*Records for processing*
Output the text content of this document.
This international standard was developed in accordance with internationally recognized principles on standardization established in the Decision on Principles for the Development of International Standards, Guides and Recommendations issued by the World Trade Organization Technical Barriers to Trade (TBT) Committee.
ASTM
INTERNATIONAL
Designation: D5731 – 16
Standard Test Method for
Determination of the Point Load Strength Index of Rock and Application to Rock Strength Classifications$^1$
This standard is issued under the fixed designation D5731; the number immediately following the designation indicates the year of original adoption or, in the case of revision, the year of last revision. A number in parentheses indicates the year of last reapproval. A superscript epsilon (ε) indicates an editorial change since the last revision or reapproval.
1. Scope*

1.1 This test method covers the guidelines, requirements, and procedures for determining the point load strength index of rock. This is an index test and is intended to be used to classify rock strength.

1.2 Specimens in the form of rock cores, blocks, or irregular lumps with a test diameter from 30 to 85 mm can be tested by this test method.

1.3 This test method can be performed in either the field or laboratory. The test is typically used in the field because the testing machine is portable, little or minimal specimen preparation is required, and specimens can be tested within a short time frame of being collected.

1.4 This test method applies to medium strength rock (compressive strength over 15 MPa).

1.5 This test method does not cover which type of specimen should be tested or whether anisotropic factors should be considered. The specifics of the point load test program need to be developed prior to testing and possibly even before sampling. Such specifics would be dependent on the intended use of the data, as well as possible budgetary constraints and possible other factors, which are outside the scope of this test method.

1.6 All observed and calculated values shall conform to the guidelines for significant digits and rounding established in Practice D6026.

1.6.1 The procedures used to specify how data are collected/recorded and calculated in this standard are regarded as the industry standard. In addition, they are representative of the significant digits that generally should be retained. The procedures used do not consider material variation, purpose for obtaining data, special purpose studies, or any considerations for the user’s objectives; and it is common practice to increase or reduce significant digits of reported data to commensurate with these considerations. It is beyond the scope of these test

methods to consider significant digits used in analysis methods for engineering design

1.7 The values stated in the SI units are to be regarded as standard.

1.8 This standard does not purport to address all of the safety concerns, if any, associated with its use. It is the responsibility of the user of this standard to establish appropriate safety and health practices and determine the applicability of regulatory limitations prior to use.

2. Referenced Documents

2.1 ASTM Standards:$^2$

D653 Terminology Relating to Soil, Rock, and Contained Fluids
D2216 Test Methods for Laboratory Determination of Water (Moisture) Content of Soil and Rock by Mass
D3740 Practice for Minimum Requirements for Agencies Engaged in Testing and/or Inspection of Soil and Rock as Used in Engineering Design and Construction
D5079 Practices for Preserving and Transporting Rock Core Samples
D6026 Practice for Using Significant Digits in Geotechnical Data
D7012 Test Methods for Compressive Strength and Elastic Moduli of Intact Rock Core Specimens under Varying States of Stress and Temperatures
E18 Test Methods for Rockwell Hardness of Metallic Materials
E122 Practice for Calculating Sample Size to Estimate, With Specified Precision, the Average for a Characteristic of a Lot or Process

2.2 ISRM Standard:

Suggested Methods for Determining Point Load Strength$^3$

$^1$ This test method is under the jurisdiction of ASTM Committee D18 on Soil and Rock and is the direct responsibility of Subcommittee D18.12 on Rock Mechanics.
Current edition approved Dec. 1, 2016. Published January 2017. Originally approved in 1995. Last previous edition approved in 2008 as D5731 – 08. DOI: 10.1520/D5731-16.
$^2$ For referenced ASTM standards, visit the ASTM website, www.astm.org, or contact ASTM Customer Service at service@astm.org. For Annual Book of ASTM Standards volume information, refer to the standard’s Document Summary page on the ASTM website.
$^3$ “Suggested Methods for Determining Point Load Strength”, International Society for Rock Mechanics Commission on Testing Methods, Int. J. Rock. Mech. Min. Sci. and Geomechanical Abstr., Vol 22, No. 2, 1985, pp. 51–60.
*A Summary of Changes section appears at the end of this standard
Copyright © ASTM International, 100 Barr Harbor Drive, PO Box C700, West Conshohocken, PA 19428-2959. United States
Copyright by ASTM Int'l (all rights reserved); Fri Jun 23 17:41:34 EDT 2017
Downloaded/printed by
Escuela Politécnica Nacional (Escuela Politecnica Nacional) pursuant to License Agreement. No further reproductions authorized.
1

*Aim of the task*
Give back the whole listing exactly as it reads.

*Result of this exercise*
Output the text content of this document.
This international standard was developed in accordance with internationally recognized principles on standardization established in the Decision on Principles for the Development of International Standards, Guides and Recommendations issued by the World Trade Organization Technical Barriers to Trade (TBT) Committee.
ASTM
INTERNATIONAL
Designation: D5731 – 16
Standard Test Method for
Determination of the Point Load Strength Index of Rock and Application to Rock Strength Classifications$^1$
This standard is issued under the fixed designation D5731; the number immediately following the designation indicates the year of original adoption or, in the case of revision, the year of last revision. A number in parentheses indicates the year of last reapproval. A superscript epsilon (ε) indicates an editorial change since the last revision or reapproval.
1. Scope*

1.1 This test method covers the guidelines, requirements, and procedures for determining the point load strength index of rock. This is an index test and is intended to be used to classify rock strength.

1.2 Specimens in the form of rock cores, blocks, or irregular lumps with a test diameter from 30 to 85 mm can be tested by this test method.

1.3 This test method can be performed in either the field or laboratory. The test is typically used in the field because the testing machine is portable, little or minimal specimen preparation is required, and specimens can be tested within a short time frame of being collected.

1.4 This test method applies to medium strength rock (compressive strength over 15 MPa).

1.5 This test method does not cover which type of specimen should be tested or whether anisotropic factors should be considered. The specifics of the point load test program need to be developed prior to testing and possibly even before sampling. Such specifics would be dependent on the intended use of the data, as well as possible budgetary constraints and possible other factors, which are outside the scope of this test method.

1.6 All observed and calculated values shall conform to the guidelines for significant digits and rounding established in Practice D6026.

1.6.1 The procedures used to specify how data are collected/recorded and calculated in this standard are regarded as the industry standard. In addition, they are representative of the significant digits that generally should be retained. The procedures used do not consider material variation, purpose for obtaining data, special purpose studies, or any considerations for the user’s objectives; and it is common practice to increase or reduce significant digits of reported data to commensurate with these considerations. It is beyond the scope of these test

methods to consider significant digits used in analysis methods for engineering design

1.7 The values stated in the SI units are to be regarded as standard.

1.8 This standard does not purport to address all of the safety concerns, if any, associated with its use. It is the responsibility of the user of this standard to establish appropriate safety and health practices and determine the applicability of regulatory limitations prior to use.

2. Referenced Documents

2.1 ASTM Standards:$^2$

D653 Terminology Relating to Soil, Rock, and Contained Fluids
D2216 Test Methods for Laboratory Determination of Water (Moisture) Content of Soil and Rock by Mass
D3740 Practice for Minimum Requirements for Agencies Engaged in Testing and/or Inspection of Soil and Rock as Used in Engineering Design and Construction
D5079 Practices for Preserving and Transporting Rock Core Samples
D6026 Practice for Using Significant Digits in Geotechnical Data
D7012 Test Methods for Compressive Strength and Elastic Moduli of Intact Rock Core Specimens under Varying States of Stress and Temperatures
E18 Test Methods for Rockwell Hardness of Metallic Materials
E122 Practice for Calculating Sample Size to Estimate, With Specified Precision, the Average for a Characteristic of a Lot or Process

2.2 ISRM Standard:

Suggested Methods for Determining Point Load Strength$^3$

$^1$ This test method is under the jurisdiction of ASTM Committee D18 on Soil and Rock and is the direct responsibility of Subcommittee D18.12 on Rock Mechanics.
Current edition approved Dec. 1, 2016. Published January 2017. Originally approved in 1995. Last previous edition approved in 2008 as D5731 – 08. DOI: 10.1520/D5731-16.
$^2$ For referenced ASTM standards, visit the ASTM website, www.astm.org, or contact ASTM Customer Service at service@astm.org. For Annual Book of ASTM Standards volume information, refer to the standard’s Document Summary page on the ASTM website.
$^3$ “Suggested Methods for Determining Point Load Strength”, International Society for Rock Mechanics Commission on Testing Methods, Int. J. Rock. Mech. Min. Sci. and Geomechanical Abstr., Vol 22, No. 2, 1985, pp. 51–60.
*A Summary of Changes section appears at the end of this standard
Copyright © ASTM International, 100 Barr Harbor Drive, PO Box C700, West Conshohocken, PA 19428-2959. United States
Copyright by ASTM Int'l (all rights reserved); Fri Jun 23 17:41:34 EDT 2017
Downloaded/printed by
Escuela Politécnica Nacional (Escuela Politecnica Nacional) pursuant to License Agreement. No further reproductions authorized.
1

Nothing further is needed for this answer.